▶ [Brief] Write out each line exactly as it stands, please.
-- start Excerpted records --
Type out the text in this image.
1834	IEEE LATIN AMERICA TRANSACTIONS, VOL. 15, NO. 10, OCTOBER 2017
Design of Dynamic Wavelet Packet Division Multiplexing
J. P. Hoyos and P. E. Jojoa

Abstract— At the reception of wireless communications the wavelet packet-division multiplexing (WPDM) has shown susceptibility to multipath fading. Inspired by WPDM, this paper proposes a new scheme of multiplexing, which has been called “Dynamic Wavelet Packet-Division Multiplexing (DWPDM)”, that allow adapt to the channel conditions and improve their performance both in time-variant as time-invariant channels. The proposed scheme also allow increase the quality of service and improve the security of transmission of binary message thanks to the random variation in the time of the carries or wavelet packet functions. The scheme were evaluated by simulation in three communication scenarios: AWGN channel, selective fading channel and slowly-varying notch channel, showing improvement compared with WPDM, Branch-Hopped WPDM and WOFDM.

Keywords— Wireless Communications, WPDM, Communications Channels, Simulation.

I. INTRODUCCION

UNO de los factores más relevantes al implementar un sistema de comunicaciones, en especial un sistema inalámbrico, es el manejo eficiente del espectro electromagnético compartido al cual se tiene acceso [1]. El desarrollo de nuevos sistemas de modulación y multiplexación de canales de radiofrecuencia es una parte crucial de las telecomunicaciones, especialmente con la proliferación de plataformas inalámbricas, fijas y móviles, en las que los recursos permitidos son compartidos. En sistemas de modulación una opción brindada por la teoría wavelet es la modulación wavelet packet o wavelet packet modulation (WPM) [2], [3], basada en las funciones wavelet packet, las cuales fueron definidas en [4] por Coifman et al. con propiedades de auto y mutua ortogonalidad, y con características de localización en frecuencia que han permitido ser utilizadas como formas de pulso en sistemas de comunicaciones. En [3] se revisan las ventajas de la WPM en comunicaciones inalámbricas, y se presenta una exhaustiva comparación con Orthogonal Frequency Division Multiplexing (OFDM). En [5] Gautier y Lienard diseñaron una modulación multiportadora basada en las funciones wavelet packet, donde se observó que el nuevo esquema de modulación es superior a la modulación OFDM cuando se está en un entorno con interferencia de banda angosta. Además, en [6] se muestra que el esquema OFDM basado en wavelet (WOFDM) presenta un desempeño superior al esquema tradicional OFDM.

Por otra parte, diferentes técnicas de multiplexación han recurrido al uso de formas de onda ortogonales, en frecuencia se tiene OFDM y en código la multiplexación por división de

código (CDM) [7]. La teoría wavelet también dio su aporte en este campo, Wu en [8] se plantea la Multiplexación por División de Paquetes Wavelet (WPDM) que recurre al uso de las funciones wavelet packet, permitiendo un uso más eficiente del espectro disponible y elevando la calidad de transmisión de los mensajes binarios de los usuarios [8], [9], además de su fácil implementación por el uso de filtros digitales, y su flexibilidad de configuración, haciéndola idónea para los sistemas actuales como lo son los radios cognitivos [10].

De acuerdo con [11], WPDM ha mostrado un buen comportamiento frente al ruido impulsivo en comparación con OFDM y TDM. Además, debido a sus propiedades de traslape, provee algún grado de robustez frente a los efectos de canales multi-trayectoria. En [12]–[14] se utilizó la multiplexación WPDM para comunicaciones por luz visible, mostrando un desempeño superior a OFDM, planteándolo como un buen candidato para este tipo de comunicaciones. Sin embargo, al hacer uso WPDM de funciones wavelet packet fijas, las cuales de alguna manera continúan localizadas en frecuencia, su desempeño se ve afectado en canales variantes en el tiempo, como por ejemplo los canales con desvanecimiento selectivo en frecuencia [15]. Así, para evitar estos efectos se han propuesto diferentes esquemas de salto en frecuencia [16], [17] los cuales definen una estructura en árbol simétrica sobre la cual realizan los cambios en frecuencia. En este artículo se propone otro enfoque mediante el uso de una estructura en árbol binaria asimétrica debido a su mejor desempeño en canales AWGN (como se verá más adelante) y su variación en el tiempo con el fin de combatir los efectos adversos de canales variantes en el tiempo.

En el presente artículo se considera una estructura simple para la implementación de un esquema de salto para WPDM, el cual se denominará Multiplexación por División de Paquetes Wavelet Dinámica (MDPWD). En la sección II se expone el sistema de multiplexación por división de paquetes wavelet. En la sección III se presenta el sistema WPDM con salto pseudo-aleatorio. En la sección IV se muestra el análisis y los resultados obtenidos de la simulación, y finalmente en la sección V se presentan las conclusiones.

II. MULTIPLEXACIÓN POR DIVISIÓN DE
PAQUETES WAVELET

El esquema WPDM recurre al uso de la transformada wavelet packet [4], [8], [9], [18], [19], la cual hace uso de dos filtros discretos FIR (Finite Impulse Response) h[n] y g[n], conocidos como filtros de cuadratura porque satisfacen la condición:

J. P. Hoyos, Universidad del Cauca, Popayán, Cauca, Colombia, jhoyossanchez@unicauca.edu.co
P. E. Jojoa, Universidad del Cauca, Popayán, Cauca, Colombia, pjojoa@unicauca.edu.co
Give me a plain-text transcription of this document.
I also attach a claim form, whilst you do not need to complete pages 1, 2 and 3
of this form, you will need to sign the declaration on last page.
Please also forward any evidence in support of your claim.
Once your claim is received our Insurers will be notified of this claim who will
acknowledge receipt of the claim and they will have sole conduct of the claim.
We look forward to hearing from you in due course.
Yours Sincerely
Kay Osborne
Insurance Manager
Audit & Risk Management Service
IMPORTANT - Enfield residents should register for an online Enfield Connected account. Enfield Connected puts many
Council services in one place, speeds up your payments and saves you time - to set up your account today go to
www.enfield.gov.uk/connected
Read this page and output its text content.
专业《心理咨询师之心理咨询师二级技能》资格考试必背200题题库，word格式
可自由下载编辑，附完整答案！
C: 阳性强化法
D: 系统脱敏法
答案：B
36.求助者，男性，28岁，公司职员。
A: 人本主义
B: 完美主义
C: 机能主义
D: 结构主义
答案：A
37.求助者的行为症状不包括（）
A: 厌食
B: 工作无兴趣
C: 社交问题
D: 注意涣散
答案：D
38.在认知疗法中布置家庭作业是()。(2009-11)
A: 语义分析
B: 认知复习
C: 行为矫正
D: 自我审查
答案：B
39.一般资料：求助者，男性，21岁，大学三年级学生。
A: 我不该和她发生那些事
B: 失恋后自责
-- end Excerpted records --
▶ [Exercise response]
Type out the text in this image.
1834	IEEE LATIN AMERICA TRANSACTIONS, VOL. 15, NO. 10, OCTOBER 2017
Design of Dynamic Wavelet Packet Division Multiplexing
J. P. Hoyos and P. E. Jojoa

Abstract— At the reception of wireless communications the wavelet packet-division multiplexing (WPDM) has shown susceptibility to multipath fading. Inspired by WPDM, this paper proposes a new scheme of multiplexing, which has been called “Dynamic Wavelet Packet-Division Multiplexing (DWPDM)”, that allow adapt to the channel conditions and improve their performance both in time-variant as time-invariant channels. The proposed scheme also allow increase the quality of service and improve the security of transmission of binary message thanks to the random variation in the time of the carries or wavelet packet functions. The scheme were evaluated by simulation in three communication scenarios: AWGN channel, selective fading channel and slowly-varying notch channel, showing improvement compared with WPDM, Branch-Hopped WPDM and WOFDM.

Keywords— Wireless Communications, WPDM, Communications Channels, Simulation.

I. INTRODUCCION

UNO de los factores más relevantes al implementar un sistema de comunicaciones, en especial un sistema inalámbrico, es el manejo eficiente del espectro electromagnético compartido al cual se tiene acceso [1]. El desarrollo de nuevos sistemas de modulación y multiplexación de canales de radiofrecuencia es una parte crucial de las telecomunicaciones, especialmente con la proliferación de plataformas inalámbricas, fijas y móviles, en las que los recursos permitidos son compartidos. En sistemas de modulación una opción brindada por la teoría wavelet es la modulación wavelet packet o wavelet packet modulation (WPM) [2], [3], basada en las funciones wavelet packet, las cuales fueron definidas en [4] por Coifman et al. con propiedades de auto y mutua ortogonalidad, y con características de localización en frecuencia que han permitido ser utilizadas como formas de pulso en sistemas de comunicaciones. En [3] se revisan las ventajas de la WPM en comunicaciones inalámbricas, y se presenta una exhaustiva comparación con Orthogonal Frequency Division Multiplexing (OFDM). En [5] Gautier y Lienard diseñaron una modulación multiportadora basada en las funciones wavelet packet, donde se observó que el nuevo esquema de modulación es superior a la modulación OFDM cuando se está en un entorno con interferencia de banda angosta. Además, en [6] se muestra que el esquema OFDM basado en wavelet (WOFDM) presenta un desempeño superior al esquema tradicional OFDM.

Por otra parte, diferentes técnicas de multiplexación han recurrido al uso de formas de onda ortogonales, en frecuencia se tiene OFDM y en código la multiplexación por división de

código (CDM) [7]. La teoría wavelet también dio su aporte en este campo, Wu en [8] se plantea la Multiplexación por División de Paquetes Wavelet (WPDM) que recurre al uso de las funciones wavelet packet, permitiendo un uso más eficiente del espectro disponible y elevando la calidad de transmisión de los mensajes binarios de los usuarios [8], [9], además de su fácil implementación por el uso de filtros digitales, y su flexibilidad de configuración, haciéndola idónea para los sistemas actuales como lo son los radios cognitivos [10].

De acuerdo con [11], WPDM ha mostrado un buen comportamiento frente al ruido impulsivo en comparación con OFDM y TDM. Además, debido a sus propiedades de traslape, provee algún grado de robustez frente a los efectos de canales multi-trayectoria. En [12]–[14] se utilizó la multiplexación WPDM para comunicaciones por luz visible, mostrando un desempeño superior a OFDM, planteándolo como un buen candidato para este tipo de comunicaciones. Sin embargo, al hacer uso WPDM de funciones wavelet packet fijas, las cuales de alguna manera continúan localizadas en frecuencia, su desempeño se ve afectado en canales variantes en el tiempo, como por ejemplo los canales con desvanecimiento selectivo en frecuencia [15]. Así, para evitar estos efectos se han propuesto diferentes esquemas de salto en frecuencia [16], [17] los cuales definen una estructura en árbol simétrica sobre la cual realizan los cambios en frecuencia. En este artículo se propone otro enfoque mediante el uso de una estructura en árbol binaria asimétrica debido a su mejor desempeño en canales AWGN (como se verá más adelante) y su variación en el tiempo con el fin de combatir los efectos adversos de canales variantes en el tiempo.

En el presente artículo se considera una estructura simple para la implementación de un esquema de salto para WPDM, el cual se denominará Multiplexación por División de Paquetes Wavelet Dinámica (MDPWD). En la sección II se expone el sistema de multiplexación por división de paquetes wavelet. En la sección III se presenta el sistema WPDM con salto pseudo-aleatorio. En la sección IV se muestra el análisis y los resultados obtenidos de la simulación, y finalmente en la sección V se presentan las conclusiones.

II. MULTIPLEXACIÓN POR DIVISIÓN DE
PAQUETES WAVELET

El esquema WPDM recurre al uso de la transformada wavelet packet [4], [8], [9], [18], [19], la cual hace uso de dos filtros discretos FIR (Finite Impulse Response) h[n] y g[n], conocidos como filtros de cuadratura porque satisfacen la condición:

J. P. Hoyos, Universidad del Cauca, Popayán, Cauca, Colombia, jhoyossanchez@unicauca.edu.co
P. E. Jojoa, Universidad del Cauca, Popayán, Cauca, Colombia, pjojoa@unicauca.edu.co
Give me a plain-text transcription of this document.
I also attach a claim form, whilst you do not need to complete pages 1, 2 and 3
of this form, you will need to sign the declaration on last page.
Please also forward any evidence in support of your claim.
Once your claim is received our Insurers will be notified of this claim who will
acknowledge receipt of the claim and they will have sole conduct of the claim.
We look forward to hearing from you in due course.
Yours Sincerely
Kay Osborne
Insurance Manager
Audit & Risk Management Service
IMPORTANT - Enfield residents should register for an online Enfield Connected account. Enfield Connected puts many
Council services in one place, speeds up your payments and saves you time - to set up your account today go to
www.enfield.gov.uk/connected
Read this page and output its text content.
专业《心理咨询师之心理咨询师二级技能》资格考试必背200题题库，word格式
可自由下载编辑，附完整答案！
C: 阳性强化法
D: 系统脱敏法
答案：B
36.求助者，男性，28岁，公司职员。
A: 人本主义
B: 完美主义
C: 机能主义
D: 结构主义
答案：A
37.求助者的行为症状不包括（）
A: 厌食
B: 工作无兴趣
C: 社交问题
D: 注意涣散
答案：D
38.在认知疗法中布置家庭作业是()。(2009-11)
A: 语义分析
B: 认知复习
C: 行为矫正
D: 自我审查
答案：B
39.一般资料：求助者，男性，21岁，大学三年级学生。
A: 我不该和她发生那些事
B: 失恋后自责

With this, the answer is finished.